◆ **Aufgaben**:
**A)** Übersetzen Sie den Satz „Die meisten Pfirsichsorten blühen bereits ab Mitte bis Ende März, was bei plötzlichen Kälteeinbrüchen zu Ernteeinbußen führen kann.“ aus dem Text über die Pfirsichsorte Flamingo ins Englische.
**B)** Geben Sie aus dem Text über die Pfirsichsorte Flamingo den Abschnitt von „Pfirsich Flamingo besticht“ bis „Grad Celsius vertragen.“ unverändert wieder.

◆ **Text**:
Pfirsich Flamingo

Pfirsich Flamingo besticht mit frostresistenten Blüten

Die meisten Pfirsichsorten blühen bereits ab Mitte bis Ende März, was bei plötzlichen Kälteeinbrüchen zu Ernteeinbußen führen kann. Die Pfirsichsorte "Flamingo" wurde deshalb eigens auf Frosthärte gezüchtet, so dass ihre Blüten bis zu minus acht Grad Celsius vertragen.

◆ **Datenübersicht**:

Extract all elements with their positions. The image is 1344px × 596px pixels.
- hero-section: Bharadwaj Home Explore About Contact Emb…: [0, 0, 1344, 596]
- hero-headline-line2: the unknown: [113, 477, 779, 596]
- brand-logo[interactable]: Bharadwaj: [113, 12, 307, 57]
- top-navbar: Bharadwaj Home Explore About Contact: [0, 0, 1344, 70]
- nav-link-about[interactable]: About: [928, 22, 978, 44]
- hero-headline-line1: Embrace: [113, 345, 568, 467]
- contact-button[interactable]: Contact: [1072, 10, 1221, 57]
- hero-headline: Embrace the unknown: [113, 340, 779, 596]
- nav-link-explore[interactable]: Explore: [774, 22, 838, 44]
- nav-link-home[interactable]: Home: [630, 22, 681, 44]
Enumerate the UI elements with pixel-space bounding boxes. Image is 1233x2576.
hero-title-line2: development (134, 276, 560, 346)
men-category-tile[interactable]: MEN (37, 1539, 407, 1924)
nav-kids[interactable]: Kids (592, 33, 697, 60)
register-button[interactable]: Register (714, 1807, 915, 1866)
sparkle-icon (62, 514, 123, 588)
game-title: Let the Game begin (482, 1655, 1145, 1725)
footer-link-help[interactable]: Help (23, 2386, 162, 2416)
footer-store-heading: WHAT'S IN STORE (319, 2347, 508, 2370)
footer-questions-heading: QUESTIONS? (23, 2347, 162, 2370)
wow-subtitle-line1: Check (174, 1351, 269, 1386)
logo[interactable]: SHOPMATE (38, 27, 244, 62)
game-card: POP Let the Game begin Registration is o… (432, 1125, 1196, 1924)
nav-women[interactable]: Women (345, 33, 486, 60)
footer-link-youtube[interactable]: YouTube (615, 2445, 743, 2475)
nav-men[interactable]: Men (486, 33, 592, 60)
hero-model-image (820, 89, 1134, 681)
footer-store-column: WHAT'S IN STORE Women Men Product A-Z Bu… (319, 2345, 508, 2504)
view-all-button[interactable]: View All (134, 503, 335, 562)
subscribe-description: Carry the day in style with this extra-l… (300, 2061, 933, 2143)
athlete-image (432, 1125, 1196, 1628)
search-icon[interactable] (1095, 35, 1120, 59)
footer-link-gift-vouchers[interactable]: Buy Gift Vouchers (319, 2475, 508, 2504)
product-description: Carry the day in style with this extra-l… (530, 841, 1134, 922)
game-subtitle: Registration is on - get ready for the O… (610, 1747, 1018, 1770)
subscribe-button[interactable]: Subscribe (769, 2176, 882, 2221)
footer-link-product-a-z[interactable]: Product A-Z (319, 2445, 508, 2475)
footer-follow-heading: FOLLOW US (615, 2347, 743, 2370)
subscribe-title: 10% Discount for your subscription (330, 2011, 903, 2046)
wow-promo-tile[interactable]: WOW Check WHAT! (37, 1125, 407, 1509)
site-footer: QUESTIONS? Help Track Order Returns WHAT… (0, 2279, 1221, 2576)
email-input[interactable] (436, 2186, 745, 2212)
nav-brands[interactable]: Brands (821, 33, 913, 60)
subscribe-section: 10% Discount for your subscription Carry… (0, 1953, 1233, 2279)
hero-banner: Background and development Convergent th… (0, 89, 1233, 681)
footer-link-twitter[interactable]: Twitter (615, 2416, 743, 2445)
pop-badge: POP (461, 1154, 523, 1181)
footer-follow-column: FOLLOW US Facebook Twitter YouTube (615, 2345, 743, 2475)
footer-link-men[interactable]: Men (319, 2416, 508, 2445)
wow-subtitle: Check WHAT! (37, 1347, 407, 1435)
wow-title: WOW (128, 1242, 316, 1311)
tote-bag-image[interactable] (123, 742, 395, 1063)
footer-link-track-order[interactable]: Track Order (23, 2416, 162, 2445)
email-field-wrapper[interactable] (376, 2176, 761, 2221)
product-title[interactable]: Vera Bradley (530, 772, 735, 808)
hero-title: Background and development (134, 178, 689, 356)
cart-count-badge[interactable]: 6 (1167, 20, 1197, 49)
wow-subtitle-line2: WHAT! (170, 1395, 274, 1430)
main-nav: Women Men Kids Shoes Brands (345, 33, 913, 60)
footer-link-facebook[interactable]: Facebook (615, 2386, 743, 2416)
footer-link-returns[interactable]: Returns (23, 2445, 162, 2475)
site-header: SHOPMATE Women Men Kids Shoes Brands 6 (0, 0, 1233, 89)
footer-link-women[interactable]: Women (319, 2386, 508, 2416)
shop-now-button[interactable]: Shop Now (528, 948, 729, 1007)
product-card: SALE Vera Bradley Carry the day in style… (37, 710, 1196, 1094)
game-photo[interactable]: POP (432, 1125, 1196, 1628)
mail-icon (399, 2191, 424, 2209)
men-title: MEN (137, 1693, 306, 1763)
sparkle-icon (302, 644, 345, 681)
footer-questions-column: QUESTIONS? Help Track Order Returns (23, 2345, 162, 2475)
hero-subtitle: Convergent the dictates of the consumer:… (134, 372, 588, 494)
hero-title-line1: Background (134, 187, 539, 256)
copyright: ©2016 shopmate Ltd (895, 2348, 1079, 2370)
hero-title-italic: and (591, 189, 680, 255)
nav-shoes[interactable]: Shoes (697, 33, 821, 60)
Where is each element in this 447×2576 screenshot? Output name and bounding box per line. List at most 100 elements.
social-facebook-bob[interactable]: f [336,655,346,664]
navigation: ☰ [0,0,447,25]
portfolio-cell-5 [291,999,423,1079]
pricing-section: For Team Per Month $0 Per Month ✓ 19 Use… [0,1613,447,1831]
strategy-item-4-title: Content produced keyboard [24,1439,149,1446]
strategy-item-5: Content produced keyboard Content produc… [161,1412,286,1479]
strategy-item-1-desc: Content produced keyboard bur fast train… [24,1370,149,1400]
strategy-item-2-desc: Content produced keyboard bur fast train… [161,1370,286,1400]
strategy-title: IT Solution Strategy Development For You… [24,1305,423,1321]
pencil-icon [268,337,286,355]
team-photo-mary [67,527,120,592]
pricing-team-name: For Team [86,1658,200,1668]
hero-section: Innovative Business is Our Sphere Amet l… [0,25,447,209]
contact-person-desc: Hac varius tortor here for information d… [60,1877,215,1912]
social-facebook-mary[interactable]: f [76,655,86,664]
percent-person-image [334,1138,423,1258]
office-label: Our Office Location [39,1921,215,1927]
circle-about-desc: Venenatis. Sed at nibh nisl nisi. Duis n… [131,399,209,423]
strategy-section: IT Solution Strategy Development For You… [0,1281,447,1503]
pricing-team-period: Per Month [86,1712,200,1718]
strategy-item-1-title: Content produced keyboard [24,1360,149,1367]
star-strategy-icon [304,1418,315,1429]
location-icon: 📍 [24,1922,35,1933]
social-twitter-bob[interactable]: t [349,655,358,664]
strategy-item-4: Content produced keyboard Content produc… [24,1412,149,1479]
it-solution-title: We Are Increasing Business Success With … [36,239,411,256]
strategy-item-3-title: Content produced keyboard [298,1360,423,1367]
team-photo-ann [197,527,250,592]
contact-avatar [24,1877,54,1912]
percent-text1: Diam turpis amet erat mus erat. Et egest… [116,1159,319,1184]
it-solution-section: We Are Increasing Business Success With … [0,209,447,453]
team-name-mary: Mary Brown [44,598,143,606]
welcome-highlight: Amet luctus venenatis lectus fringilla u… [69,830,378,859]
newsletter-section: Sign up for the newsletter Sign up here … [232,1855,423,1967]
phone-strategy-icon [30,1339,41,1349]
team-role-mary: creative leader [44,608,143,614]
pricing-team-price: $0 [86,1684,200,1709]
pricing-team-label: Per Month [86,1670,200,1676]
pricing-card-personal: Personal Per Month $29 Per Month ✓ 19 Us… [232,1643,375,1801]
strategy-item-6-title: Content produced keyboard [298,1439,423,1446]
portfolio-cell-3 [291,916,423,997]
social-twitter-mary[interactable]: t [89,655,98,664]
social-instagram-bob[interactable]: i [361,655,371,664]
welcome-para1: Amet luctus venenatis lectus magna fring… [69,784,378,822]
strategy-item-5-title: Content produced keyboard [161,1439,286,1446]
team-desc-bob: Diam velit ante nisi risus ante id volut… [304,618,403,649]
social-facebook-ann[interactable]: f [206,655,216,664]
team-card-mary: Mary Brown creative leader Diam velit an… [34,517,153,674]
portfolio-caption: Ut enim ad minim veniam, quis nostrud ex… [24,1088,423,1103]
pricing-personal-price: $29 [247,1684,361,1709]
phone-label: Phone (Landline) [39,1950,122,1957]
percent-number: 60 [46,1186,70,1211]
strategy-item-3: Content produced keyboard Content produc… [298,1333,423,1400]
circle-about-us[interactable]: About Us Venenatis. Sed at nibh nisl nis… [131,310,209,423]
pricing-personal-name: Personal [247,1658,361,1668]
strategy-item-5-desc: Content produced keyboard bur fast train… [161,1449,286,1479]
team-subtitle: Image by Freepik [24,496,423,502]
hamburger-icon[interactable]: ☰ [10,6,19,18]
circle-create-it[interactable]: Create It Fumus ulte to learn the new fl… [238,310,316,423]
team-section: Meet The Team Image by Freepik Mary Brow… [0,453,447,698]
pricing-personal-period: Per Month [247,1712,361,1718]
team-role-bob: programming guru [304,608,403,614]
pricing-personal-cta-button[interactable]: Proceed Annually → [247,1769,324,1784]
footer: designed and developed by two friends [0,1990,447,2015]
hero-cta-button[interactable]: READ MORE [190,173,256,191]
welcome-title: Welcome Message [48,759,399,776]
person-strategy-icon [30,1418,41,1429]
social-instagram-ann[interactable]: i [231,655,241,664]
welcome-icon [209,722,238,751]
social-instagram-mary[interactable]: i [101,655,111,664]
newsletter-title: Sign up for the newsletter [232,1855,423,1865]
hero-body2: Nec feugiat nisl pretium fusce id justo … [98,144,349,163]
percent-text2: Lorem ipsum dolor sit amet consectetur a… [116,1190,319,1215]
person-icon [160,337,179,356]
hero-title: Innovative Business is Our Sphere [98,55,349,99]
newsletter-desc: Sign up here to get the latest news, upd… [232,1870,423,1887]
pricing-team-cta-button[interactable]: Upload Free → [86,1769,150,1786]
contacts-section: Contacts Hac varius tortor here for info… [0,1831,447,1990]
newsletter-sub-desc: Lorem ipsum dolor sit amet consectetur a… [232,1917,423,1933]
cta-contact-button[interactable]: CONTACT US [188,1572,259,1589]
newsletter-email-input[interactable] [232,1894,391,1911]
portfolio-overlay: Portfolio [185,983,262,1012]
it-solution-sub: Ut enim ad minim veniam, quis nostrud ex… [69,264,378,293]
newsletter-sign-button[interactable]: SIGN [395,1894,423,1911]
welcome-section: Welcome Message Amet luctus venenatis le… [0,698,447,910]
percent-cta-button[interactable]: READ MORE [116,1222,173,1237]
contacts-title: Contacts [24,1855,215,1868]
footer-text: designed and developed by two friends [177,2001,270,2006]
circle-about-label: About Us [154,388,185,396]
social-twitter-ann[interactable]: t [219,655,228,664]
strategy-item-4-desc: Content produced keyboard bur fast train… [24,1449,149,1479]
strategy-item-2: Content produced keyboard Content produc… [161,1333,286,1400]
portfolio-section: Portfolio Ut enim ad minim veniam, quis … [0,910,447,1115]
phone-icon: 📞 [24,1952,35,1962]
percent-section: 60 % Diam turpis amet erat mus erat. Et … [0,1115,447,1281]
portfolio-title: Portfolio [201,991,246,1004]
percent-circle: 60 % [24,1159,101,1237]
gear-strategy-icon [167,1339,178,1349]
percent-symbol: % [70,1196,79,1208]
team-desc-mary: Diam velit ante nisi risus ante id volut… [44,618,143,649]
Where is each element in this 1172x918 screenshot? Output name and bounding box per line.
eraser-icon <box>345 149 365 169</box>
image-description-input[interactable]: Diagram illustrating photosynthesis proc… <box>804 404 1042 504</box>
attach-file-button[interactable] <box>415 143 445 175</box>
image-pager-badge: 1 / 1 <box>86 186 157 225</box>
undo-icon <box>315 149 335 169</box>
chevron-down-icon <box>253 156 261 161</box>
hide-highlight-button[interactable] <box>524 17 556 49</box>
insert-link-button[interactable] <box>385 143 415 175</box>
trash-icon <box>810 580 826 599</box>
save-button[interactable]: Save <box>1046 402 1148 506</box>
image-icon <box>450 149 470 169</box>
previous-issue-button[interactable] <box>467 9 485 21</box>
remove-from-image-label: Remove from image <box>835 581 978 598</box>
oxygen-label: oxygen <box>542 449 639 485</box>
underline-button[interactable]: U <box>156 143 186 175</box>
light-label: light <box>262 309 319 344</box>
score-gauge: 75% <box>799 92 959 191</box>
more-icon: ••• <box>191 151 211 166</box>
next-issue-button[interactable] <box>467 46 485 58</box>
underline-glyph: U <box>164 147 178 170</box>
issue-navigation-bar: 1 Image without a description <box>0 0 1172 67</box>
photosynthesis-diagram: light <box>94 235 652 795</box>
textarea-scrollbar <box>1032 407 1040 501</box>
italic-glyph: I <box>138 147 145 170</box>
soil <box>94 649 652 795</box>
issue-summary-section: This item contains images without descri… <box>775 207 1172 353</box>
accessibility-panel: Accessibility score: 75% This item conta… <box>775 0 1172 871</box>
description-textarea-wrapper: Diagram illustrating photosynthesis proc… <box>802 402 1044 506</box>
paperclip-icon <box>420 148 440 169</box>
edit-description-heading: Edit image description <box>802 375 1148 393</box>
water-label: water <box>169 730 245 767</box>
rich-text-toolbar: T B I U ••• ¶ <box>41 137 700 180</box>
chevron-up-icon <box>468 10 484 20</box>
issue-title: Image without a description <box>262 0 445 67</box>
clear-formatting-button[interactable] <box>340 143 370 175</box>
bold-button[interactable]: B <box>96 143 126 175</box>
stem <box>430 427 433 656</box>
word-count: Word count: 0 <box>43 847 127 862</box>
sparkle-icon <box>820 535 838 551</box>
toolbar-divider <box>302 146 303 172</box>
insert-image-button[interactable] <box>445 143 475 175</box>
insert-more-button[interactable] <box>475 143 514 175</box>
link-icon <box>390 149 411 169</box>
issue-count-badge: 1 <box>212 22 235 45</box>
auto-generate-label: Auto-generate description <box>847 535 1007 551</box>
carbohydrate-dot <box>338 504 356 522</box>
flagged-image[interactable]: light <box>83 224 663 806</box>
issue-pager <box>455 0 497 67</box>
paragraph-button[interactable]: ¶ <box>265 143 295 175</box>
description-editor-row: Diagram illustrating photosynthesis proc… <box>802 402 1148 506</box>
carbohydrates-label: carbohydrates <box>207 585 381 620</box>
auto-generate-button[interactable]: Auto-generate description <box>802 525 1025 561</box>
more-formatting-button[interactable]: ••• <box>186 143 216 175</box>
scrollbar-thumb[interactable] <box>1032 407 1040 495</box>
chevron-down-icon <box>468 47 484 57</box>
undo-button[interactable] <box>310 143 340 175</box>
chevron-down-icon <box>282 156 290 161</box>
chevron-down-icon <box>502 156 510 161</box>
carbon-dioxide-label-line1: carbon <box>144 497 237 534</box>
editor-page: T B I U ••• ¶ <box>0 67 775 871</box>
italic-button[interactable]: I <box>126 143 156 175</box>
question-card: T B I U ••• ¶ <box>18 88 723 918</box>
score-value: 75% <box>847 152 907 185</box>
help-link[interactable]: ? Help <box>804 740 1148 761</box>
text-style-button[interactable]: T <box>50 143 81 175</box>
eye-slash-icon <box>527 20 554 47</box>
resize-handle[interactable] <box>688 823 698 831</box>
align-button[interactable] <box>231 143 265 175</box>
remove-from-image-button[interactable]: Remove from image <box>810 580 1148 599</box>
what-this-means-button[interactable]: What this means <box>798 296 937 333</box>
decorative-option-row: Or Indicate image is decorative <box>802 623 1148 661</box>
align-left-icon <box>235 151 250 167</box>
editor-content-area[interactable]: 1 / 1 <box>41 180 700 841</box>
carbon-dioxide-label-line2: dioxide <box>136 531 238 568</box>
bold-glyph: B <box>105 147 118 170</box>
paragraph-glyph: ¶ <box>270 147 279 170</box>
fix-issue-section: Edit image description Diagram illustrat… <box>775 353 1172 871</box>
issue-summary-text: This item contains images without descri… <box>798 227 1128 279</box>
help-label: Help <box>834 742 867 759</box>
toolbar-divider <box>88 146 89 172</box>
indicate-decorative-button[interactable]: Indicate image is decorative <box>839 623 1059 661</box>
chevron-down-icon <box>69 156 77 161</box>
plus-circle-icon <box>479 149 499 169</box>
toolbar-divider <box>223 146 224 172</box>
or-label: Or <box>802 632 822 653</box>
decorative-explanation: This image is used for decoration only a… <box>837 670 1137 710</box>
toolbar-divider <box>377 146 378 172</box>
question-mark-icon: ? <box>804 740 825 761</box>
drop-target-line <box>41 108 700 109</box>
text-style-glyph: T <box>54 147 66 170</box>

◆ **Lösungen**:
**A)** Most peach varieties already bloom from mid- to late March, which can lead to crop losses in the event of sudden cold snaps.

**B)**
Pfirsich Flamingo besticht mit frostresistenten Blüten

Die meisten Pfirsichsorten blühen bereits ab Mitte bis Ende März, was bei plötzlichen Kälteeinbrüchen zu Ernteeinbußen führen kann. Die Pfirsichsorte "Flamingo" wurde deshalb eigens auf Frosthärte gezüchtet, so dass ihre Blüten bis zu minus acht Grad Celsius vertragen.